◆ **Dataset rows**
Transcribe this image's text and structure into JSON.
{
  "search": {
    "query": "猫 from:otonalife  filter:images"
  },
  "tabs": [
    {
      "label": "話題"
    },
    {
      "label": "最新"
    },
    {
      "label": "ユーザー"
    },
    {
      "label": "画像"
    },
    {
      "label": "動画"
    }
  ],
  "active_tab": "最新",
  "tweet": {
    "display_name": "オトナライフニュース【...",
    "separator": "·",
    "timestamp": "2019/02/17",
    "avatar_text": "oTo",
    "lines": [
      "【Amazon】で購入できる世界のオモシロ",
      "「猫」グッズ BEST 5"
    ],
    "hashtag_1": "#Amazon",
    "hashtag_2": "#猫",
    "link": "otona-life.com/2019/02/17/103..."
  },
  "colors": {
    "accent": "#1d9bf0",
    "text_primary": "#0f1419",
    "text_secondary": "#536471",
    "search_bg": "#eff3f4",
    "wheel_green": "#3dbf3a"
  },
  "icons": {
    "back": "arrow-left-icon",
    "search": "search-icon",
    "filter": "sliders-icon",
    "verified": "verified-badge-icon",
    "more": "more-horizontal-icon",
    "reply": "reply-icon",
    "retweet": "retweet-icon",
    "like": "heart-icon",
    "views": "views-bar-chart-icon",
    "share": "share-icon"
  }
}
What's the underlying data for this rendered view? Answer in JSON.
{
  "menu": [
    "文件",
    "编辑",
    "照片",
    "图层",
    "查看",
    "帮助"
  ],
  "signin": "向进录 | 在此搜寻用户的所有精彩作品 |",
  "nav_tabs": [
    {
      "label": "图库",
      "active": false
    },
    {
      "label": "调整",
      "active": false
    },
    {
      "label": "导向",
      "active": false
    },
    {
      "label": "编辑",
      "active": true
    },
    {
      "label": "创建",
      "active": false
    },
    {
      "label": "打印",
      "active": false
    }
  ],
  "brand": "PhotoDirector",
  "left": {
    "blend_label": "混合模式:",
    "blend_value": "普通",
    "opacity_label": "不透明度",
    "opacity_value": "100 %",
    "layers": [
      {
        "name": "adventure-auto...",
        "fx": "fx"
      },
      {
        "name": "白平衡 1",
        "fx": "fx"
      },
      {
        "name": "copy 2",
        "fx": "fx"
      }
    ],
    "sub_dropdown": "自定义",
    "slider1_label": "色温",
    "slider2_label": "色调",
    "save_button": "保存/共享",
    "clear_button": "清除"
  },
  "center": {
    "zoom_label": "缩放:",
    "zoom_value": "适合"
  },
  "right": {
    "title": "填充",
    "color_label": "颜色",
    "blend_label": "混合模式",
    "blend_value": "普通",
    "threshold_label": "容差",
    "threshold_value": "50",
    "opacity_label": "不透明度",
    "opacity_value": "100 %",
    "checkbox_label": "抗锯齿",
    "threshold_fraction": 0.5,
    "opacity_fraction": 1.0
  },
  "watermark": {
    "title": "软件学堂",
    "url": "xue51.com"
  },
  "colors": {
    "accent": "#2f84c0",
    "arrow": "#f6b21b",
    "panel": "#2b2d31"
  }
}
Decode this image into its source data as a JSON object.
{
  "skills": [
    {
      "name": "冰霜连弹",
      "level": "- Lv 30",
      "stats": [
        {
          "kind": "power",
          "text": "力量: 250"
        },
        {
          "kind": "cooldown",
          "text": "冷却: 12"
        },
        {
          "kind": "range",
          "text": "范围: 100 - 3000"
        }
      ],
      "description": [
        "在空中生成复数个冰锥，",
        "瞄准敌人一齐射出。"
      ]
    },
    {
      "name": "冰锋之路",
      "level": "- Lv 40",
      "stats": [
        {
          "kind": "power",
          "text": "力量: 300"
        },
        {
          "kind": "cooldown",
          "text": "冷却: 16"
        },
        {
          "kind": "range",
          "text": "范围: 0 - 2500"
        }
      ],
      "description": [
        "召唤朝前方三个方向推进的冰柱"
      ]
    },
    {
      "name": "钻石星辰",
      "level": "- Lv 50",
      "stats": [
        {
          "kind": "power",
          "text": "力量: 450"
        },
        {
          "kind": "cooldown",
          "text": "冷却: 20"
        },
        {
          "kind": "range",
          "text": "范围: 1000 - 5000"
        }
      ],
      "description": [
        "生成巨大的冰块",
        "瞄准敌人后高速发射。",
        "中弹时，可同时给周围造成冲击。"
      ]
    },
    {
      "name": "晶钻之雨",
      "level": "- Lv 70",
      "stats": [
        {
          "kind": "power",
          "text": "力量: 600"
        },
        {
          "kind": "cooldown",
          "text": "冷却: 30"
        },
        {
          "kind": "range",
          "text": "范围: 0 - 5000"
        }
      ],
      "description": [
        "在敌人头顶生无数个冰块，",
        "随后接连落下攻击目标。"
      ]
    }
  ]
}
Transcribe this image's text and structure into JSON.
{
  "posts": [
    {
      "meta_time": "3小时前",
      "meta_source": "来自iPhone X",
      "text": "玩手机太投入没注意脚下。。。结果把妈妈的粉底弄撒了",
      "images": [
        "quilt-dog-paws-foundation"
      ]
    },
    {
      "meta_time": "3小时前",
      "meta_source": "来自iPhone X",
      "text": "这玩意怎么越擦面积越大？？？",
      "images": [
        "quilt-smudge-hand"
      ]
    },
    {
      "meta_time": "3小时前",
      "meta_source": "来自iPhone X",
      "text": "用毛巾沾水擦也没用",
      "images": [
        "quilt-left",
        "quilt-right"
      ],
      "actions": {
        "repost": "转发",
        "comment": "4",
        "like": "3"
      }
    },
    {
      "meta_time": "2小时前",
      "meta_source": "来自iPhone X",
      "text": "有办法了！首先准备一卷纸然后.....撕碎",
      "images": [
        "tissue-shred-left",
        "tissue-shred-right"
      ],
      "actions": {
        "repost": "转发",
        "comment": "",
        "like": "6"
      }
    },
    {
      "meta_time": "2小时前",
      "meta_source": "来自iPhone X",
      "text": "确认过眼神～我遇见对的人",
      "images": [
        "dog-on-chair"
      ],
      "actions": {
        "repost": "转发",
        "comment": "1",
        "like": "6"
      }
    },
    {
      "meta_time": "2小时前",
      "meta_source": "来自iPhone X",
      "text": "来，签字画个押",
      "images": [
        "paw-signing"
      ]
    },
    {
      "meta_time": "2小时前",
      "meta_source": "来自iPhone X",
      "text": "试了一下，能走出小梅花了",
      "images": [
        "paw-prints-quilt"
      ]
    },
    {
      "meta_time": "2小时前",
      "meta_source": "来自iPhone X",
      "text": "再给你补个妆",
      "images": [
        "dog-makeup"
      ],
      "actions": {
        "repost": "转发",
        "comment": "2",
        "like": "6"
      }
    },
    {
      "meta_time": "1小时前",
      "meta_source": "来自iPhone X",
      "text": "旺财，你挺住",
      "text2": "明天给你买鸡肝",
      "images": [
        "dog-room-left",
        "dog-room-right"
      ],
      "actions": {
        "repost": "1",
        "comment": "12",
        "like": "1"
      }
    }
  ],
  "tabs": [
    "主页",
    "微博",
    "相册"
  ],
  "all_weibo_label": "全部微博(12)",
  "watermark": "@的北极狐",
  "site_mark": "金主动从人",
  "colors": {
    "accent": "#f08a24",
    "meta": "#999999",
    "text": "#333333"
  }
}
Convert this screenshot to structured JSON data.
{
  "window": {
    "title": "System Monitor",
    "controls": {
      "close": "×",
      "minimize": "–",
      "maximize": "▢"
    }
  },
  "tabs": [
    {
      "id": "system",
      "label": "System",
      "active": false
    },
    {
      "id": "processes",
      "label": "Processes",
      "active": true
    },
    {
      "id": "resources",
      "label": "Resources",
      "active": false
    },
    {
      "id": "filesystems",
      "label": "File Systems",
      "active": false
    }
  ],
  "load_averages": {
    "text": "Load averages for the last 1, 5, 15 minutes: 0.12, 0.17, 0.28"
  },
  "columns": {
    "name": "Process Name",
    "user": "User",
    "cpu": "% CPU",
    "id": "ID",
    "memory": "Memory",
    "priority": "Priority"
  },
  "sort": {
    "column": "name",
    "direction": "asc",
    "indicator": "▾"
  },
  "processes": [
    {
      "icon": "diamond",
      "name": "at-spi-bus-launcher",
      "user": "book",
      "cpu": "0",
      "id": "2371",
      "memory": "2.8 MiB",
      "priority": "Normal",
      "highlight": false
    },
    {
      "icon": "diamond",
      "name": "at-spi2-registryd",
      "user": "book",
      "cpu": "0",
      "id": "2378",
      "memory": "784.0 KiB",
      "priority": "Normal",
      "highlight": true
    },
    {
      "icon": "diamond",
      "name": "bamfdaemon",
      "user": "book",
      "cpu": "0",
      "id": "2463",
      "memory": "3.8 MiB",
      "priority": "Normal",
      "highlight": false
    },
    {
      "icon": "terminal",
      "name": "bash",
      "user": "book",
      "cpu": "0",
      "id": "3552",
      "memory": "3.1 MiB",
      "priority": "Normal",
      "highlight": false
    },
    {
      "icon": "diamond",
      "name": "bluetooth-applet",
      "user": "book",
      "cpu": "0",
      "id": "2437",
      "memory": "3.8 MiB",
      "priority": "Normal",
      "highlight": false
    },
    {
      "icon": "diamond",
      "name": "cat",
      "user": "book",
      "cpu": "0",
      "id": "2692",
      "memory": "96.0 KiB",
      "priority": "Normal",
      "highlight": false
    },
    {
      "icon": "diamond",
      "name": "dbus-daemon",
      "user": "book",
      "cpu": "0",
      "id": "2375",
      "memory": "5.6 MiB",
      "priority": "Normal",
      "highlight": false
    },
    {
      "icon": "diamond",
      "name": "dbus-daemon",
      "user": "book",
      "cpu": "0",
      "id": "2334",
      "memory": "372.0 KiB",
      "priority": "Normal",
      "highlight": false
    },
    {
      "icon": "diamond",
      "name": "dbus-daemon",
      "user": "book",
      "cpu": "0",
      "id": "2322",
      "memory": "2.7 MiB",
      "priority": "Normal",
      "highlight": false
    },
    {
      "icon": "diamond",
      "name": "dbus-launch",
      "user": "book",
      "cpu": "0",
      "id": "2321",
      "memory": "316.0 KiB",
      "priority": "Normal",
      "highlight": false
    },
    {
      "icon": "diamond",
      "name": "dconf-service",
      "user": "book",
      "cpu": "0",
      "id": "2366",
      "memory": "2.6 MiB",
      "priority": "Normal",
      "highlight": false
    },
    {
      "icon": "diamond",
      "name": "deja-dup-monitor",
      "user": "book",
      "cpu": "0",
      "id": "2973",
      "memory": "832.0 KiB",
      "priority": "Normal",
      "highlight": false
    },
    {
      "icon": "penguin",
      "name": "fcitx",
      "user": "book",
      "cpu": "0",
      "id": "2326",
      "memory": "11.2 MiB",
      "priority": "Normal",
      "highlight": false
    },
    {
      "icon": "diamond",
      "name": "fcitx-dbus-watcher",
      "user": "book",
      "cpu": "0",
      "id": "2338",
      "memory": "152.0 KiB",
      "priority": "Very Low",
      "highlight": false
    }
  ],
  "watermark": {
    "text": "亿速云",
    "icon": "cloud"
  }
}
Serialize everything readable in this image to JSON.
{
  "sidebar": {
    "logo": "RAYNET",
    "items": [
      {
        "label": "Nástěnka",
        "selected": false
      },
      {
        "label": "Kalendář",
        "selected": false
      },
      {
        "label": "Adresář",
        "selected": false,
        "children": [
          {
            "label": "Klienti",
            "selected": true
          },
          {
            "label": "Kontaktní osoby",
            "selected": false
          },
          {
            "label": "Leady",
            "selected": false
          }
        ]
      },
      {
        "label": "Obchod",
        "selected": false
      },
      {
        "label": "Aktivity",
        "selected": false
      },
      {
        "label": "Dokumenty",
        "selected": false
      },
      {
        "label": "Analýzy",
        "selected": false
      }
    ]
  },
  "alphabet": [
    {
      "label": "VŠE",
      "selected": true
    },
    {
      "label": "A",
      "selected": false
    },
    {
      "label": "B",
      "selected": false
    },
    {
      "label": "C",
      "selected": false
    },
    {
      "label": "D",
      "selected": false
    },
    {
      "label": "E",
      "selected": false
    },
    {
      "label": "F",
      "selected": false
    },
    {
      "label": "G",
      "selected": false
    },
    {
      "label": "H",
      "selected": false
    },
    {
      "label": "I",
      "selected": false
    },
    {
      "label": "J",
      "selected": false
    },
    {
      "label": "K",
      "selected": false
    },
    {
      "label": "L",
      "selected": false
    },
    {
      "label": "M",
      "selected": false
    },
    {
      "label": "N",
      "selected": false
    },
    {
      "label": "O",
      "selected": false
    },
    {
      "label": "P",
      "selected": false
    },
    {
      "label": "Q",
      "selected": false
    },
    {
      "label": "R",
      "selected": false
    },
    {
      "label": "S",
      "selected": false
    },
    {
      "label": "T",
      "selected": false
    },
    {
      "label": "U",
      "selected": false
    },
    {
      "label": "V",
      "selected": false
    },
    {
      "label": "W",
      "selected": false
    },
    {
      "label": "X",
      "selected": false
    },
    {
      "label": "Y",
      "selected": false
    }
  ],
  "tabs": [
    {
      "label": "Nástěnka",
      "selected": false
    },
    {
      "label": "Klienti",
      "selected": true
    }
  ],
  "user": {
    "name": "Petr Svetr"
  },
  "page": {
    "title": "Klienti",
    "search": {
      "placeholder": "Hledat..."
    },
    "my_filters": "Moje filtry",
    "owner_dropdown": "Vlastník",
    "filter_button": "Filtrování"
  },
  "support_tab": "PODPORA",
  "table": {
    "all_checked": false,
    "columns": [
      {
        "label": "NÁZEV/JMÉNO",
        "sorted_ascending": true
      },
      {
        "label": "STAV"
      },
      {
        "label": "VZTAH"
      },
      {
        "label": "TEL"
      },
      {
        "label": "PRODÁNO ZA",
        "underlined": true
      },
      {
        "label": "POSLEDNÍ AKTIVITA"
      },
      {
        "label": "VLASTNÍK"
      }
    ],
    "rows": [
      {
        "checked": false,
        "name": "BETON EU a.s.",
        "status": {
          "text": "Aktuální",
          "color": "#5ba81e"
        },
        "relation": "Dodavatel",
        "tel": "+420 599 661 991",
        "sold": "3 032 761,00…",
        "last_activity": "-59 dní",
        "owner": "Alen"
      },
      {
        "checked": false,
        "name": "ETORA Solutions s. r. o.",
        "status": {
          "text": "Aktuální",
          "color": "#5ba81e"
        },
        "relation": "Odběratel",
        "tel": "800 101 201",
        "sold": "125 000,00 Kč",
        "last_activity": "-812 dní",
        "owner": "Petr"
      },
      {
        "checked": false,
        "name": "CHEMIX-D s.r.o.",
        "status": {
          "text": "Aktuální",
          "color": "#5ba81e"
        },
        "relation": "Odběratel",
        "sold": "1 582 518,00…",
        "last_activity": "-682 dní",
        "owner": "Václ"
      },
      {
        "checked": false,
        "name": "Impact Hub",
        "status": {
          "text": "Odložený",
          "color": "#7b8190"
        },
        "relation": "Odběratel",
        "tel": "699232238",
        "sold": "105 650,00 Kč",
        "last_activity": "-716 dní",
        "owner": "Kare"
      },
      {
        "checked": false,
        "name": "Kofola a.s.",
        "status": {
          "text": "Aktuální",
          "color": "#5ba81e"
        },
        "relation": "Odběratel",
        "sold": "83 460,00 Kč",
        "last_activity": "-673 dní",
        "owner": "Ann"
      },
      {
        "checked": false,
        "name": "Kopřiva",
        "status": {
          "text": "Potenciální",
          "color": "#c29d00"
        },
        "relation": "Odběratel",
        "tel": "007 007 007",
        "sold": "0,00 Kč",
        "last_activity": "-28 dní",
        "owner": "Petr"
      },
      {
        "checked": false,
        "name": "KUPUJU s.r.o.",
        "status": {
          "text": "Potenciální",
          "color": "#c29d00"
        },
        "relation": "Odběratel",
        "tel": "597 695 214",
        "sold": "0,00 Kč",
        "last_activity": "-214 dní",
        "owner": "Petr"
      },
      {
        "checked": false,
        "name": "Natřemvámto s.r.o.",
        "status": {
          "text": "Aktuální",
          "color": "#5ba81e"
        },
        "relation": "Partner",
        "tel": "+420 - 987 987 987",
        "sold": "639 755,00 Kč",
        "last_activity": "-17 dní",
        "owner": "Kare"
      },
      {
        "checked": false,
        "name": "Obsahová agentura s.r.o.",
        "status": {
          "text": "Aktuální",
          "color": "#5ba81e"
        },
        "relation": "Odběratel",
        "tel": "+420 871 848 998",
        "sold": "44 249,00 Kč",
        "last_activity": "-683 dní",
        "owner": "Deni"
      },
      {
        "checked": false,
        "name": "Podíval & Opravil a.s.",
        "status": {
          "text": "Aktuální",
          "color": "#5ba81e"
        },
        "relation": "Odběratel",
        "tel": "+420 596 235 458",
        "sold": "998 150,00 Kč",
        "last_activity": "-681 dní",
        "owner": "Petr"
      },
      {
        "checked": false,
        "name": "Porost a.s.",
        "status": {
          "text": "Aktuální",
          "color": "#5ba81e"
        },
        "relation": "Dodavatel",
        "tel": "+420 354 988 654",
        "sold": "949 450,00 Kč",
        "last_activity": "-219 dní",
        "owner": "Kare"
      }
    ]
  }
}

◆ **Exercise details**
Find every line in the records that contains the word "shred"; copy those lines.

◆ **Solution for this problem**
        "tissue-shred-left",
        "tissue-shred-right"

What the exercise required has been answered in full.